▶ [Work required]:
Starting at the line that contains "Read all visible content and emit it as JSON.", copy each line through the end of the listing below. Include both ends and output nothing more.
* start Given records *
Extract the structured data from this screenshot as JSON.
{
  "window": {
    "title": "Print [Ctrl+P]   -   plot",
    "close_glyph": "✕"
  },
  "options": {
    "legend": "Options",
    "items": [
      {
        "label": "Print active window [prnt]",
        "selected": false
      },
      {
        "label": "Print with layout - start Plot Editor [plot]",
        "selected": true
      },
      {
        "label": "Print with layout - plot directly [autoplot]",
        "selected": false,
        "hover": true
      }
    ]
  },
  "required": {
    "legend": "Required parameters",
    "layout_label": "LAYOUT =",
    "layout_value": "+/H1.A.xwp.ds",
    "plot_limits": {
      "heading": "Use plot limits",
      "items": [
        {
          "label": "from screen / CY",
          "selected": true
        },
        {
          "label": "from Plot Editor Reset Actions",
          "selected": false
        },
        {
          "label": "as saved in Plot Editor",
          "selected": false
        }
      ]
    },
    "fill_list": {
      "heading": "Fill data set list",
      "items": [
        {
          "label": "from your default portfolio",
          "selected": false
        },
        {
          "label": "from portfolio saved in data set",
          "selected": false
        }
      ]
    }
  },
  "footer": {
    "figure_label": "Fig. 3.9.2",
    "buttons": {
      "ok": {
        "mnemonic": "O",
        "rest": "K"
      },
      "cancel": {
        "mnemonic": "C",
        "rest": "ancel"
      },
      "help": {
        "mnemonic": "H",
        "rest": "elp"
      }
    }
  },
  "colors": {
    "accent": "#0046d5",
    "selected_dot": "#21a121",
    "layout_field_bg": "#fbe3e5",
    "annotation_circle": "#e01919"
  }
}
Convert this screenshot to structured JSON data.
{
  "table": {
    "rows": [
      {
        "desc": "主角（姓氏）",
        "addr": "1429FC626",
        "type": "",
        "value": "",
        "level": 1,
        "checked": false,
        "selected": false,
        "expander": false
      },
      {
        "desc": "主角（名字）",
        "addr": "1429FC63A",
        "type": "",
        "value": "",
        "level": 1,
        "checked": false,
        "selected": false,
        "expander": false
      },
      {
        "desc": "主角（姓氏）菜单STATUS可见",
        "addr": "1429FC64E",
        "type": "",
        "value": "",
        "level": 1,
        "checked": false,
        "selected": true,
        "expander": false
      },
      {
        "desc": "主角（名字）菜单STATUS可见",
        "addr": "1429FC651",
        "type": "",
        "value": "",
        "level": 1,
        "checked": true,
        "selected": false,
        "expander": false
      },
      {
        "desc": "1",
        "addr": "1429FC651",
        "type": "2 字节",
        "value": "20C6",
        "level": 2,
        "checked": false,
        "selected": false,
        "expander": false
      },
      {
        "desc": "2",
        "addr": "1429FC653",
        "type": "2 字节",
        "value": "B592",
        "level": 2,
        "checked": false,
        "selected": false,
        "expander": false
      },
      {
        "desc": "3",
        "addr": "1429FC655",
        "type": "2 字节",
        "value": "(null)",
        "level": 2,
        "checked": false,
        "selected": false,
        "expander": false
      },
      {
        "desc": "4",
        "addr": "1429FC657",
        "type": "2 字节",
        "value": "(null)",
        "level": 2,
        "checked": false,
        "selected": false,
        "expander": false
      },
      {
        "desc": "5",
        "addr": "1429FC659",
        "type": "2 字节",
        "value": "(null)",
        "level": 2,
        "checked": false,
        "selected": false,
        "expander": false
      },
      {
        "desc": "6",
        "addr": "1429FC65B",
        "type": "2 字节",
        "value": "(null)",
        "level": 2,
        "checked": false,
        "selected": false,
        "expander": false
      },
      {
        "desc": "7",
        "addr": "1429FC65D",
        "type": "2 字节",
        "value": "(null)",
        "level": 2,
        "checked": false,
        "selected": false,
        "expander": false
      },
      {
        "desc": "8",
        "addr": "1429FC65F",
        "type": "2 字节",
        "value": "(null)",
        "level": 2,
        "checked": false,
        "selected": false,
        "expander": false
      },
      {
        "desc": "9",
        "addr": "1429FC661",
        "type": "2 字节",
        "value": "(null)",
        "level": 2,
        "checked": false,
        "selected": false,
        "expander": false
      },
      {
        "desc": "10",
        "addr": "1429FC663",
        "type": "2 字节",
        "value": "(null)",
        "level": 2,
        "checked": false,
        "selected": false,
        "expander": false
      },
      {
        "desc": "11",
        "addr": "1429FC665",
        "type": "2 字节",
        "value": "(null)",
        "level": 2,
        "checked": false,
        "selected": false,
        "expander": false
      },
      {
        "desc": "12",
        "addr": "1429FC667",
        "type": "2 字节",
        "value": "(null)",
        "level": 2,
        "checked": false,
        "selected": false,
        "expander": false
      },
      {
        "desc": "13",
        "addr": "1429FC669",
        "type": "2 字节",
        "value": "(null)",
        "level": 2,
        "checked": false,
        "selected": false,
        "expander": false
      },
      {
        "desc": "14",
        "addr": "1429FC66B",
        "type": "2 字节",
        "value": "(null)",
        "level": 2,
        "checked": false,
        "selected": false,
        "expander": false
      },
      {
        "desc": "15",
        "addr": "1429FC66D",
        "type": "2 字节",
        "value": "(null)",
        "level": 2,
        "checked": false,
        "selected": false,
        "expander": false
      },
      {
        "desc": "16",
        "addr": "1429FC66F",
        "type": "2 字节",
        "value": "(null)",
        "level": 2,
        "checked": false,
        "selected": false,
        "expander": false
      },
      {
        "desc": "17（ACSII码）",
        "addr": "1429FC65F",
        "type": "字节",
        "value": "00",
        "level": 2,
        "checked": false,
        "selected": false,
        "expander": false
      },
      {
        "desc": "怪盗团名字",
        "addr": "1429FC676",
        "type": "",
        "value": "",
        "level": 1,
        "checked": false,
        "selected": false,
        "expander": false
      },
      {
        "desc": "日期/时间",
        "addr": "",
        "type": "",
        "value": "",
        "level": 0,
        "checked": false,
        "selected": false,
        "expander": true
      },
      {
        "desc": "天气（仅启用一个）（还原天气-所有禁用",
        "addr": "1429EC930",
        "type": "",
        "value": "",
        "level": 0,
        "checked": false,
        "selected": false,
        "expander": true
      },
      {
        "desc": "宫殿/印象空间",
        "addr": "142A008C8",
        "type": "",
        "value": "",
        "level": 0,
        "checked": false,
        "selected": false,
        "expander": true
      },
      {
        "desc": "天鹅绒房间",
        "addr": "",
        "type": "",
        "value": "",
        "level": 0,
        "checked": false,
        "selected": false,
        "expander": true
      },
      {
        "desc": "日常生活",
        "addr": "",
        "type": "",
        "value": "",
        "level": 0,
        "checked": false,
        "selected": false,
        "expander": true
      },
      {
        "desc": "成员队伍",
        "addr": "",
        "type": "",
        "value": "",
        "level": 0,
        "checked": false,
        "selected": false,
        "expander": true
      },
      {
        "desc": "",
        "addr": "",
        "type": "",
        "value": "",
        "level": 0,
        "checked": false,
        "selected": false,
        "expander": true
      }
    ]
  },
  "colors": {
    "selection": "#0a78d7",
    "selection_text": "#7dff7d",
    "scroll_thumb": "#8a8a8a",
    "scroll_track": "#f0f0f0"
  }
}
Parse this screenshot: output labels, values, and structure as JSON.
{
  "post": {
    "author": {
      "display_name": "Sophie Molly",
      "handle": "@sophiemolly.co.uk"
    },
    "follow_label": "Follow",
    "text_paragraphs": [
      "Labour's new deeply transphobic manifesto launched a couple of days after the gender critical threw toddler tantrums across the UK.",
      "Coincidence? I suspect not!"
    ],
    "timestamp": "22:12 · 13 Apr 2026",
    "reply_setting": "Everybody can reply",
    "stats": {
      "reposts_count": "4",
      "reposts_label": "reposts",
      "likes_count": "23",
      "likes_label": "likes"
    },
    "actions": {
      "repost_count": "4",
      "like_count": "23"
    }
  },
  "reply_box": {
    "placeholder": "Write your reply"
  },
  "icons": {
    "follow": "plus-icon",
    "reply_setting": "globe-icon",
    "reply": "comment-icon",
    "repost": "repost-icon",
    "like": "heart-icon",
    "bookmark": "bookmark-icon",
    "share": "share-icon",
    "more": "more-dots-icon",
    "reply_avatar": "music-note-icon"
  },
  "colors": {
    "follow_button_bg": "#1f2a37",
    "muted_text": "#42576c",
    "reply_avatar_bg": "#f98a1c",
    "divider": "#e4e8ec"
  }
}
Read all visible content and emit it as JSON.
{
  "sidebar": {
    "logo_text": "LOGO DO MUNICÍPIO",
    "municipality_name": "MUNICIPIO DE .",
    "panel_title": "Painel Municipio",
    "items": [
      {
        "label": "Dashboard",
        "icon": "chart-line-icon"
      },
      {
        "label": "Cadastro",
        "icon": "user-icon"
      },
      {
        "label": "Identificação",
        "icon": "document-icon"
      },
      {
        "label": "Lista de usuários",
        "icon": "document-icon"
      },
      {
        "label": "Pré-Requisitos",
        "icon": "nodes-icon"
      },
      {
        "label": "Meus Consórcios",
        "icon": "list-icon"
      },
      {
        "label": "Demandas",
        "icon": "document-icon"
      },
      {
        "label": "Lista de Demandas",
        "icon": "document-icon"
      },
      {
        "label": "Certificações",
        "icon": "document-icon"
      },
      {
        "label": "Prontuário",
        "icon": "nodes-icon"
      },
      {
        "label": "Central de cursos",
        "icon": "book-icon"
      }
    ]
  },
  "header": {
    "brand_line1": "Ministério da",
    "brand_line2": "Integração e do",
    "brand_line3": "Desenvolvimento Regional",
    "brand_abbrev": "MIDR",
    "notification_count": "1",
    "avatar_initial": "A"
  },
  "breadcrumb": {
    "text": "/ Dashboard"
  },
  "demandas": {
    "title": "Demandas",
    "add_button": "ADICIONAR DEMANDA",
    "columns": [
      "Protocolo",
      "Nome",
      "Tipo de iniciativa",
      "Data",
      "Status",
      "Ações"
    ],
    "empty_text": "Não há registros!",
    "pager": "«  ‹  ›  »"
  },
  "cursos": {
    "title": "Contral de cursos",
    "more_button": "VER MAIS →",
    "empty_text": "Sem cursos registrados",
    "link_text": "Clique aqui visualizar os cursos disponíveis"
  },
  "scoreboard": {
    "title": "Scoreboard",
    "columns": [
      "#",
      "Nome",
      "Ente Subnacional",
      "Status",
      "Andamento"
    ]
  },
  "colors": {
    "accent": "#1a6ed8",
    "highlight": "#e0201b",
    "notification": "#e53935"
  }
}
* end Given records *
▶ [Solution for this exercise]:
Read all visible content and emit it as JSON.
{
  "sidebar": {
    "logo_text": "LOGO DO MUNICÍPIO",
    "municipality_name": "MUNICIPIO DE .",
    "panel_title": "Painel Municipio",
    "items": [
      {
        "label": "Dashboard",
        "icon": "chart-line-icon"
      },
      {
        "label": "Cadastro",
        "icon": "user-icon"
      },
      {
        "label": "Identificação",
        "icon": "document-icon"
      },
      {
        "label": "Lista de usuários",
        "icon": "document-icon"
      },
      {
        "label": "Pré-Requisitos",
        "icon": "nodes-icon"
      },
      {
        "label": "Meus Consórcios",
        "icon": "list-icon"
      },
      {
        "label": "Demandas",
        "icon": "document-icon"
      },
      {
        "label": "Lista de Demandas",
        "icon": "document-icon"
      },
      {
        "label": "Certificações",
        "icon": "document-icon"
      },
      {
        "label": "Prontuário",
        "icon": "nodes-icon"
      },
      {
        "label": "Central de cursos",
        "icon": "book-icon"
      }
    ]
  },
  "header": {
    "brand_line1": "Ministério da",
    "brand_line2": "Integração e do",
    "brand_line3": "Desenvolvimento Regional",
    "brand_abbrev": "MIDR",
    "notification_count": "1",
    "avatar_initial": "A"
  },
  "breadcrumb": {
    "text": "/ Dashboard"
  },
  "demandas": {
    "title": "Demandas",
    "add_button": "ADICIONAR DEMANDA",
    "columns": [
      "Protocolo",
      "Nome",
      "Tipo de iniciativa",
      "Data",
      "Status",
      "Ações"
    ],
    "empty_text": "Não há registros!",
    "pager": "«  ‹  ›  »"
  },
  "cursos": {
    "title": "Contral de cursos",
    "more_button": "VER MAIS →",
    "empty_text": "Sem cursos registrados",
    "link_text": "Clique aqui visualizar os cursos disponíveis"
  },
  "scoreboard": {
    "title": "Scoreboard",
    "columns": [
      "#",
      "Nome",
      "Ente Subnacional",
      "Status",
      "Andamento"
    ]
  },
  "colors": {
    "accent": "#1a6ed8",
    "highlight": "#e0201b",
    "notification": "#e53935"
  }
}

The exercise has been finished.